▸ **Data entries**
┌──

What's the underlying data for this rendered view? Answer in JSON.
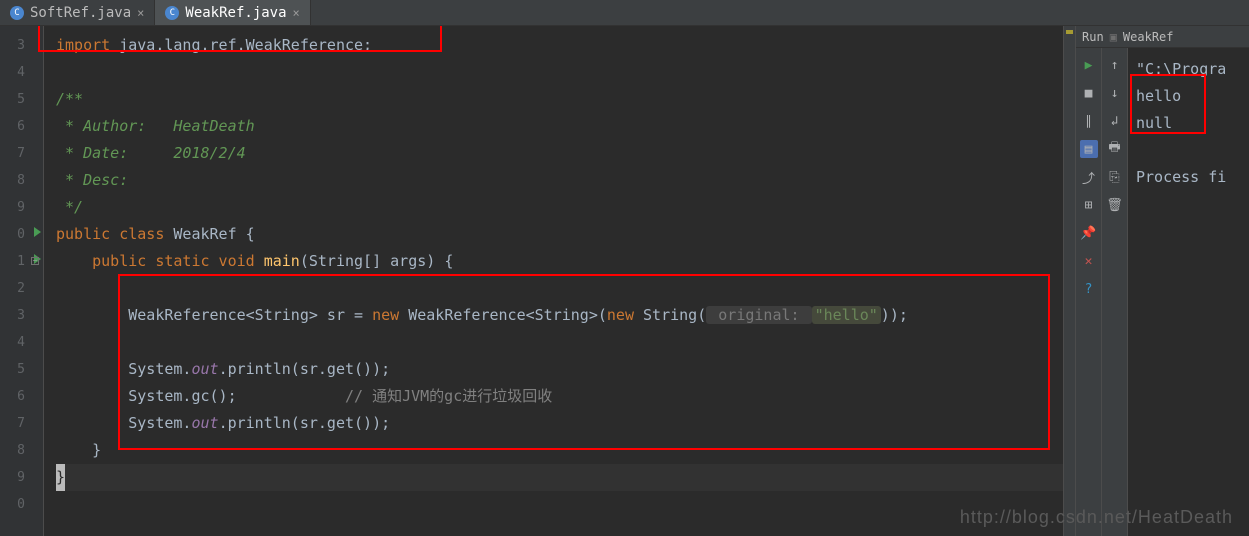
{
  "tabs": [
    {
      "icon_letter": "C",
      "label": "SoftRef.java",
      "active": false
    },
    {
      "icon_letter": "C",
      "label": "WeakRef.java",
      "active": true
    }
  ],
  "line_numbers": [
    "3",
    "4",
    "5",
    "6",
    "7",
    "8",
    "9",
    "0",
    "1",
    "2",
    "3",
    "4",
    "5",
    "6",
    "7",
    "8",
    "9",
    "0"
  ],
  "code": {
    "l3_import": "import",
    "l3_pkg": " java.lang.ref.WeakReference;",
    "l5_cmt": "/**",
    "l6_cmt": " * Author:   HeatDeath",
    "l7_cmt": " * Date:     2018/2/4",
    "l8_cmt": " * Desc:",
    "l9_cmt": " */",
    "l10_public": "public class",
    "l10_name": " WeakRef ",
    "l10_brace": "{",
    "l11_public": "    public static void",
    "l11_main": " main",
    "l11_args": "(String[] args) {",
    "l13_a": "        WeakReference<String> sr = ",
    "l13_new1": "new",
    "l13_b": " WeakReference<String>(",
    "l13_new2": "new",
    "l13_c": " String(",
    "l13_hint": " original: ",
    "l13_str": "\"hello\"",
    "l13_d": "));",
    "l15_a": "        System.",
    "l15_out": "out",
    "l15_b": ".println(sr.get());",
    "l16_a": "        System.",
    "l16_gc": "gc",
    "l16_b": "();",
    "l16_cmt": "            // 通知JVM的gc进行垃圾回收",
    "l17_a": "        System.",
    "l17_out": "out",
    "l17_b": ".println(sr.get());",
    "l18": "    }",
    "l19": "}"
  },
  "run": {
    "title_prefix": "Run",
    "title_config": "WeakRef",
    "line1": "\"C:\\Progra",
    "line2": "hello",
    "line3": "null",
    "line4": "Process fi"
  },
  "watermark": "http://blog.csdn.net/HeatDeath"
}
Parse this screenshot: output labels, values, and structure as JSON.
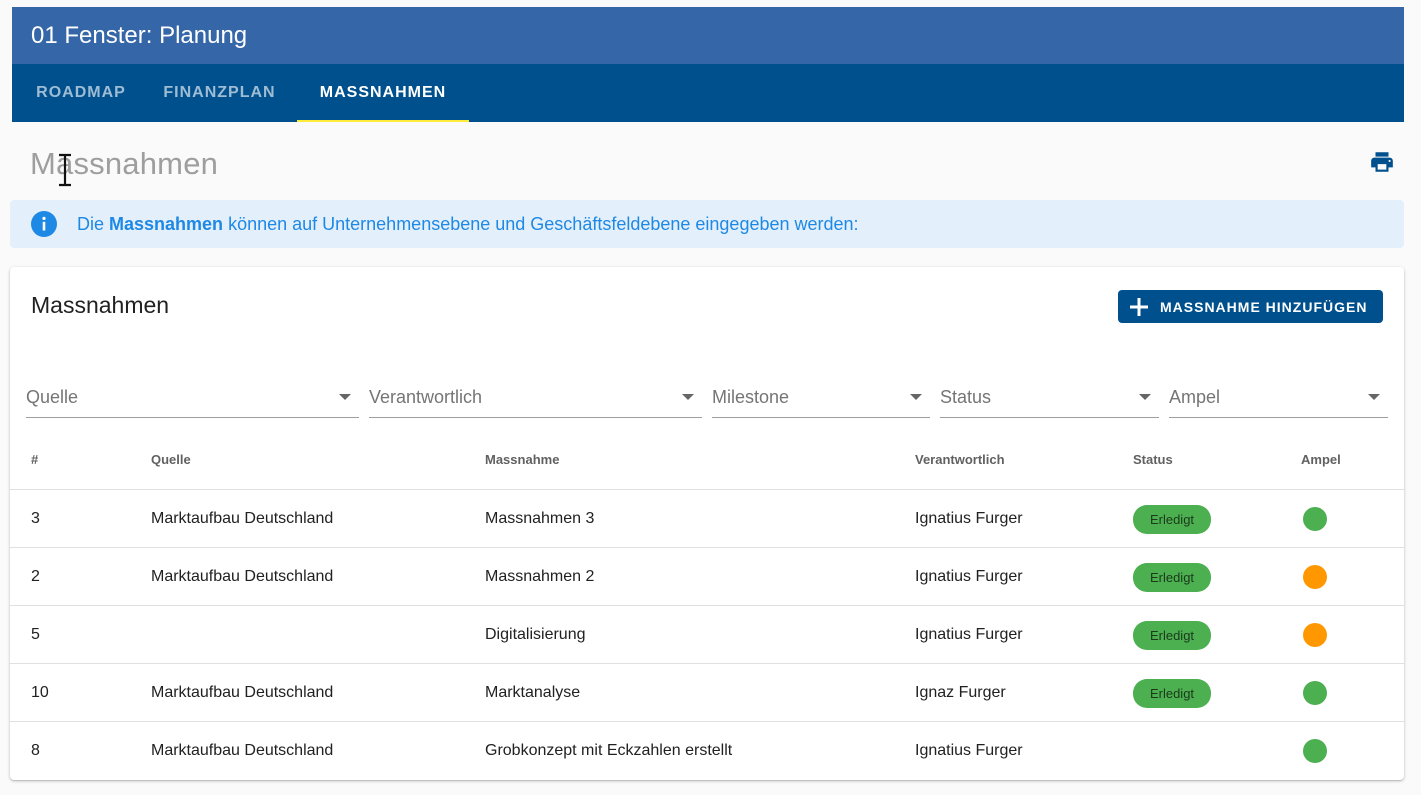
{
  "window": {
    "title": "01 Fenster: Planung"
  },
  "tabs": [
    {
      "label": "ROADMAP"
    },
    {
      "label": "FINANZPLAN"
    },
    {
      "label": "MASSNAHMEN"
    }
  ],
  "page": {
    "title": "Massnahmen"
  },
  "info": {
    "prefix": "Die ",
    "bold": "Massnahmen",
    "suffix": " können auf Unternehmensebene und Geschäftsfeldebene eingegeben werden:"
  },
  "card": {
    "title": "Massnahmen",
    "add_button_label": "MASSNAHME HINZUFÜGEN"
  },
  "filters": [
    {
      "label": "Quelle"
    },
    {
      "label": "Verantwortlich"
    },
    {
      "label": "Milestone"
    },
    {
      "label": "Status"
    },
    {
      "label": "Ampel"
    }
  ],
  "table": {
    "headers": [
      "#",
      "Quelle",
      "Massnahme",
      "Verantwortlich",
      "Status",
      "Ampel"
    ],
    "rows": [
      {
        "nr": "3",
        "quelle": "Marktaufbau Deutschland",
        "massnahme": "Massnahmen 3",
        "verantwortlich": "Ignatius Furger",
        "status": "Erledigt",
        "ampel": "#4caf50"
      },
      {
        "nr": "2",
        "quelle": "Marktaufbau Deutschland",
        "massnahme": "Massnahmen 2",
        "verantwortlich": "Ignatius Furger",
        "status": "Erledigt",
        "ampel": "#ff9800"
      },
      {
        "nr": "5",
        "quelle": "",
        "massnahme": "Digitalisierung",
        "verantwortlich": "Ignatius Furger",
        "status": "Erledigt",
        "ampel": "#ff9800"
      },
      {
        "nr": "10",
        "quelle": "Marktaufbau Deutschland",
        "massnahme": "Marktanalyse",
        "verantwortlich": "Ignaz Furger",
        "status": "Erledigt",
        "ampel": "#4caf50"
      },
      {
        "nr": "8",
        "quelle": "Marktaufbau Deutschland",
        "massnahme": "Grobkonzept mit Eckzahlen erstellt",
        "verantwortlich": "Ignatius Furger",
        "status": "",
        "ampel": "#4caf50"
      }
    ]
  },
  "colors": {
    "header": "#3466a8",
    "tabs": "#00508d",
    "accent": "#ffeb3b",
    "status_done": "#4caf50",
    "ampel_green": "#4caf50",
    "ampel_orange": "#ff9800"
  }
}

└──

▸ **DIRECTION**
List each line of the entries that holds the string "this".

▸ **FULL RESPONSE**
What's the underlying data for this rendered view? Answer in JSON.
Parse this screenshot: output labels, values, and structure as JSON.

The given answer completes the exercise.